Part of a data file
━━━━

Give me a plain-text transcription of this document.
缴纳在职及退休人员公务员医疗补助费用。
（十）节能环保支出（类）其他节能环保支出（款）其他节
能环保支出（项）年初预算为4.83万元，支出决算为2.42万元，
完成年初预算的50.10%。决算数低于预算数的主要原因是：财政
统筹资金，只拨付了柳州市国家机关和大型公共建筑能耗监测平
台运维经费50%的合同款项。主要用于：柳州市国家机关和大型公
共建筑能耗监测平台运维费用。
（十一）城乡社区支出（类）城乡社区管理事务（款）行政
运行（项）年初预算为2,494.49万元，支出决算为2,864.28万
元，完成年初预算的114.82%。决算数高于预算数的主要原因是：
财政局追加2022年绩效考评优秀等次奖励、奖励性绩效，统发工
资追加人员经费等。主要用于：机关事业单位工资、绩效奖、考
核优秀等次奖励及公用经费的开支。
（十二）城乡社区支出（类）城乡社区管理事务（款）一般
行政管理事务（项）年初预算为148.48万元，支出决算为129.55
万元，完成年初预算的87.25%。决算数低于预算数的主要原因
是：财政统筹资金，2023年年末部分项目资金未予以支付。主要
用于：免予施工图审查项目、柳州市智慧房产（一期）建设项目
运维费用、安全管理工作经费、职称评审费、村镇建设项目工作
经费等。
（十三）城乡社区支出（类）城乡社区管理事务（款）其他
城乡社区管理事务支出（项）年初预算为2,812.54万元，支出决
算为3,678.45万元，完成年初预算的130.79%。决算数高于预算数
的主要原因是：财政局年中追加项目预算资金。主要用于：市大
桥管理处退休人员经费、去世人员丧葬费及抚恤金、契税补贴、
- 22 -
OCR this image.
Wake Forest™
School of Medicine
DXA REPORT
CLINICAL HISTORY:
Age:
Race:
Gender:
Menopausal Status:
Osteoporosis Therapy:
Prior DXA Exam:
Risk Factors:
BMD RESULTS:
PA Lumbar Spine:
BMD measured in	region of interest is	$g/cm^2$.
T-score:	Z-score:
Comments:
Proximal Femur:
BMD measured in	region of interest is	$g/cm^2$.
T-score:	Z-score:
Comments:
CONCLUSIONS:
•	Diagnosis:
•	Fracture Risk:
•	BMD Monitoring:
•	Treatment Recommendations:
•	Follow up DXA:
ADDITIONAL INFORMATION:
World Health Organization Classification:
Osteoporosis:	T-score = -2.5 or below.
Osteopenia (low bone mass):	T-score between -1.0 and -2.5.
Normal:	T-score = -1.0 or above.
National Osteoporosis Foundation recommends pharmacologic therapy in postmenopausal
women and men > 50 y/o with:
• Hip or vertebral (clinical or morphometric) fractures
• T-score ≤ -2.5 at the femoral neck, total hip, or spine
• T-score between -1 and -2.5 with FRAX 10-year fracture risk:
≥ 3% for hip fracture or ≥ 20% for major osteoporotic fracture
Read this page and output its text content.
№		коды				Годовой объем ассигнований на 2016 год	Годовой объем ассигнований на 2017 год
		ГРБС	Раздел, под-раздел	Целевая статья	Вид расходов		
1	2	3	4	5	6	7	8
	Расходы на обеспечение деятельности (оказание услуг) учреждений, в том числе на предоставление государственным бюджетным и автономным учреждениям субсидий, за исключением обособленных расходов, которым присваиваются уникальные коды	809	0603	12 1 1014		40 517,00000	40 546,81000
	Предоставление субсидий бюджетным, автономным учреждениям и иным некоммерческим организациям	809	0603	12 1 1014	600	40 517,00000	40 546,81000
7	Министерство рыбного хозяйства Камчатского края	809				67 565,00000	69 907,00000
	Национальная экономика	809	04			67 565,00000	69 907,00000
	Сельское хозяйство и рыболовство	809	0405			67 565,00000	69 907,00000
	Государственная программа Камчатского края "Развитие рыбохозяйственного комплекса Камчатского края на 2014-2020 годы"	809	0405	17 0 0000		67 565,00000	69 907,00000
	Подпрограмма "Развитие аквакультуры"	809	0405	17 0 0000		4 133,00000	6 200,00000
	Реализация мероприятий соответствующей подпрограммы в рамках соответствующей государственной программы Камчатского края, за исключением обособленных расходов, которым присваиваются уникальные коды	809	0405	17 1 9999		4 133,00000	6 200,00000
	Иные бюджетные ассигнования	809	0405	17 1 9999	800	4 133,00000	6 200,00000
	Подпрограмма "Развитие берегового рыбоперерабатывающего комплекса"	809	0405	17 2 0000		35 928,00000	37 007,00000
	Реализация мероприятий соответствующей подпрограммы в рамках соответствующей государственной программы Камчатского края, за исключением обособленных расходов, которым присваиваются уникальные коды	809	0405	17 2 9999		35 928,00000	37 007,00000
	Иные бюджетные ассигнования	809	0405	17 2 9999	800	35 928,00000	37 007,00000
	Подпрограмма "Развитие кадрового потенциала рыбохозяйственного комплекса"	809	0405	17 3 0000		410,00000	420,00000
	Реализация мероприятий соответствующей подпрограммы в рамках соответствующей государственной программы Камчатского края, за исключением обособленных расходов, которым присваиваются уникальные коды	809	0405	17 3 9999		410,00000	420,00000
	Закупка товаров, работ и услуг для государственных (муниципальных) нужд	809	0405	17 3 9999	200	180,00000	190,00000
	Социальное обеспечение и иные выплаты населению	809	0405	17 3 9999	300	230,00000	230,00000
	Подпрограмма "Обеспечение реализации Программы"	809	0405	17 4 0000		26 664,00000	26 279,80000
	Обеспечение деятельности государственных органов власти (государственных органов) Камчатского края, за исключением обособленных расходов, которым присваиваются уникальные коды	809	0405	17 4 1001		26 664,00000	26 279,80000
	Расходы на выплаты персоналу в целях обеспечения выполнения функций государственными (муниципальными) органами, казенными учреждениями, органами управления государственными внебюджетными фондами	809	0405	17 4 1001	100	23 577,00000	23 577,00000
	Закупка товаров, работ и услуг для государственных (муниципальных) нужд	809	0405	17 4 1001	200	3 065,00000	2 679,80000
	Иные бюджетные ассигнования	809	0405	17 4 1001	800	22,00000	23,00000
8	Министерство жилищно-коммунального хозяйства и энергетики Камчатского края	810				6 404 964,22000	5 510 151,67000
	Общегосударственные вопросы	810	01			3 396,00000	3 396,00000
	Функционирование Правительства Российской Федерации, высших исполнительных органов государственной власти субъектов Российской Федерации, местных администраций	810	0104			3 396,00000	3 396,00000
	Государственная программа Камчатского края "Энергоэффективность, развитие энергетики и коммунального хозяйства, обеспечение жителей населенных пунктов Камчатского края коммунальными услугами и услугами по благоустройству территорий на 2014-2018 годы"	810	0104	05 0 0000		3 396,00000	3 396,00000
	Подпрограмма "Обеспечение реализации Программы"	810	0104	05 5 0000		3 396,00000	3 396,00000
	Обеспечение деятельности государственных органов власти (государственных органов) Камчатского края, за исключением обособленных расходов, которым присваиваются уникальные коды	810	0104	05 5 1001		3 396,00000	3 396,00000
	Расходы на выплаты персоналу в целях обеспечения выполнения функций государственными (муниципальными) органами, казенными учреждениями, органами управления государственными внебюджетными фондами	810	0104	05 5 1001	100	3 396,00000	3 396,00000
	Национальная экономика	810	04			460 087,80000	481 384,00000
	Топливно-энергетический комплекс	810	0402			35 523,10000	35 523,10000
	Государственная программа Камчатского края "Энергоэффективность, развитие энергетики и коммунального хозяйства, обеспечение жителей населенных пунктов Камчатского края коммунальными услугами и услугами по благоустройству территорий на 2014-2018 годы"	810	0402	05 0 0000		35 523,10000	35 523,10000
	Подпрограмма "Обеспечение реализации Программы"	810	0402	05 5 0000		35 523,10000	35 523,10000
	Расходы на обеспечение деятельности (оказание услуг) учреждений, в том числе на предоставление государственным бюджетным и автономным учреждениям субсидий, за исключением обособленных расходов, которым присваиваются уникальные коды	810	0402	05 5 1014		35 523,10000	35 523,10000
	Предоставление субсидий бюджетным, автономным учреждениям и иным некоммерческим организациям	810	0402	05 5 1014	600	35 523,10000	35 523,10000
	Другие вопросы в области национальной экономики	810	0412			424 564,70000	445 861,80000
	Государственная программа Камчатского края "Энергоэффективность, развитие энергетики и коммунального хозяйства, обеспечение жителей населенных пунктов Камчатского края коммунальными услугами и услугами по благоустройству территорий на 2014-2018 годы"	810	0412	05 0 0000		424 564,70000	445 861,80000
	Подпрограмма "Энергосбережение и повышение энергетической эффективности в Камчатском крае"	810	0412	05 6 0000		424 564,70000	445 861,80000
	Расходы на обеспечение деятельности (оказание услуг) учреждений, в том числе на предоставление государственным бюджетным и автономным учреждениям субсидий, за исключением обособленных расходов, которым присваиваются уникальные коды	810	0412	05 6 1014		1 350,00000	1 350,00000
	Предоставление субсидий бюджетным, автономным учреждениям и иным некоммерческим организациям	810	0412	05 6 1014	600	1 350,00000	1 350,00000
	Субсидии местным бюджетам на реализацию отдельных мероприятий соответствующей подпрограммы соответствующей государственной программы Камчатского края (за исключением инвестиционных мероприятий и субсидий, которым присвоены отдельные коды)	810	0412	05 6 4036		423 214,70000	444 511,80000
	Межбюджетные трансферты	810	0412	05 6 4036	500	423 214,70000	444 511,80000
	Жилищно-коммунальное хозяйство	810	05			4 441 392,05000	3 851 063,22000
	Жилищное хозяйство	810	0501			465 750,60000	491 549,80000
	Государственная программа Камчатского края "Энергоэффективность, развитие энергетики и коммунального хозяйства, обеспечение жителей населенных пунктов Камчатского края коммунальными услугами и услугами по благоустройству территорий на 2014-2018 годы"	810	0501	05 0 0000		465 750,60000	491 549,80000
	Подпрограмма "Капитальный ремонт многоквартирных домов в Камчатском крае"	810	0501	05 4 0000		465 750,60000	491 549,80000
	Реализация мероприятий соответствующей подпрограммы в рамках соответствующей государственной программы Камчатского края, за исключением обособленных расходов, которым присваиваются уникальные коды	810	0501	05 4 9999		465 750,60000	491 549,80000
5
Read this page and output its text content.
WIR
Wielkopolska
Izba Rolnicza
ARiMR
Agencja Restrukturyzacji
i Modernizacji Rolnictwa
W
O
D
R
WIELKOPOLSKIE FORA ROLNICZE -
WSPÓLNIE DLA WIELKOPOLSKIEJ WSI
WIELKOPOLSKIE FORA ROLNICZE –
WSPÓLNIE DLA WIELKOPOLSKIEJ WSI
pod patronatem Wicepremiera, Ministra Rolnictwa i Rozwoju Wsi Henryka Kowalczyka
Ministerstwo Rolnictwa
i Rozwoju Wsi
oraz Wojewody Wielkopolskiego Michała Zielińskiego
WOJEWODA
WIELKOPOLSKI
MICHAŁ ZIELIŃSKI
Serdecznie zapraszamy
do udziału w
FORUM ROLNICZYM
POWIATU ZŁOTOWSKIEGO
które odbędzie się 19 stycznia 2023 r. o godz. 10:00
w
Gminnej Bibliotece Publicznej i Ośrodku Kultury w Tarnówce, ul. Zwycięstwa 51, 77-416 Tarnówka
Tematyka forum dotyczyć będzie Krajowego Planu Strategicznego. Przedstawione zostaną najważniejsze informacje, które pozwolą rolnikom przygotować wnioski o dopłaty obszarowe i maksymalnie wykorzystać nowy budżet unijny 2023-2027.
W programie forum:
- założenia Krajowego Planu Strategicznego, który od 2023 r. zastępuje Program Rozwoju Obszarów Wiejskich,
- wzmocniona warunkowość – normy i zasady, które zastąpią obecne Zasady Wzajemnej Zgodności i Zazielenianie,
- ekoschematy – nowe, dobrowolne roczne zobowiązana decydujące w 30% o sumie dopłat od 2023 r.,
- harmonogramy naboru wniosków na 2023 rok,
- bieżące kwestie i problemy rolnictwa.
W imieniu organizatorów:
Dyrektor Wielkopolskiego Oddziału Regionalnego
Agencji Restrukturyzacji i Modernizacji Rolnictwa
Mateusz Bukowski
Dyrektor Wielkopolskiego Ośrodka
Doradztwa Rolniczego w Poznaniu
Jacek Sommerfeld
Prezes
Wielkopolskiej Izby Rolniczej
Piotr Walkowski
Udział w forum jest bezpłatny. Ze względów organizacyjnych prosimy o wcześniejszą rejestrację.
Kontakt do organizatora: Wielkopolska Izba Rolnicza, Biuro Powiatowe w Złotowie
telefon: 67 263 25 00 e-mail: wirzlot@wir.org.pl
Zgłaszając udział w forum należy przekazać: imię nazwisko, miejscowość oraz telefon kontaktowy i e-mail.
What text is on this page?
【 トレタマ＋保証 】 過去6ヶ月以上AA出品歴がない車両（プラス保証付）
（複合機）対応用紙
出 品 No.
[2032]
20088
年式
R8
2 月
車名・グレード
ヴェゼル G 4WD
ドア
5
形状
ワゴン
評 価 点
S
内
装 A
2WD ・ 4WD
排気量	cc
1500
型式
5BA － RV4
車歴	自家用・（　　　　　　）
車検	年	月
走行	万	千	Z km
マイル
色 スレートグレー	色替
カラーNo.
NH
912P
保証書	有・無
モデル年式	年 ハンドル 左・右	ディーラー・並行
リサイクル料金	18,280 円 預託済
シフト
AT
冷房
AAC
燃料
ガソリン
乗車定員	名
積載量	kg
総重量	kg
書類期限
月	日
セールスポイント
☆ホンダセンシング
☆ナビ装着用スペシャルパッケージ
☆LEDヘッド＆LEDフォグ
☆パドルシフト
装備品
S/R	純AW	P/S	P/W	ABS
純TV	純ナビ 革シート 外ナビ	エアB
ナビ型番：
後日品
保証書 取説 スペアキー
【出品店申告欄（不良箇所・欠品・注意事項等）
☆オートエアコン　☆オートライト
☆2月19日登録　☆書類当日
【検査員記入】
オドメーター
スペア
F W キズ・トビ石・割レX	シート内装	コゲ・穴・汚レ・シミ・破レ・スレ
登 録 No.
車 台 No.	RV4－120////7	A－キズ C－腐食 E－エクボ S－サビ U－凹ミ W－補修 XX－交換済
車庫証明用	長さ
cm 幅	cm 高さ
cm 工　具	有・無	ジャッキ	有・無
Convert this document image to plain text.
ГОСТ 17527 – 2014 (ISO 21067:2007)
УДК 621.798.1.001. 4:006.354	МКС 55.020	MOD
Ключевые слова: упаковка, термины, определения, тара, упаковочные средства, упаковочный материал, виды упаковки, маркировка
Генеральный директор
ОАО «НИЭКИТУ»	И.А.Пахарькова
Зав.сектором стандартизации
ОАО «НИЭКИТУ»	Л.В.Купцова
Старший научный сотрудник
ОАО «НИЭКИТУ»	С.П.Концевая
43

━━━━

» **WHAT YOU ARE ASKED TO DO**: Pull every line containing "коммунальными" from the material above.

» **WORKED ANSWER**:
	Государственная программа Камчатского края "Энергоэффективность, развитие энергетики и коммунального хозяйства, обеспечение жителей населенных пунктов Камчатского края коммунальными услугами и услугами по благоустройству территорий на 2014-2018 годы"	810	0104	05 0 0000		3 396,00000	3 396,00000
	Государственная программа Камчатского края "Энергоэффективность, развитие энергетики и коммунального хозяйства, обеспечение жителей населенных пунктов Камчатского края коммунальными услугами и услугами по благоустройству территорий на 2014-2018 годы"	810	0402	05 0 0000		35 523,10000	35 523,10000
	Государственная программа Камчатского края "Энергоэффективность, развитие энергетики и коммунального хозяйства, обеспечение жителей населенных пунктов Камчатского края коммунальными услугами и услугами по благоустройству территорий на 2014-2018 годы"	810	0412	05 0 0000		424 564,70000	445 861,80000
	Государственная программа Камчатского края "Энергоэффективность, развитие энергетики и коммунального хозяйства, обеспечение жителей населенных пунктов Камчатского края коммунальными услугами и услугами по благоустройству территорий на 2014-2018 годы"	810	0501	05 0 0000		465 750,60000	491 549,80000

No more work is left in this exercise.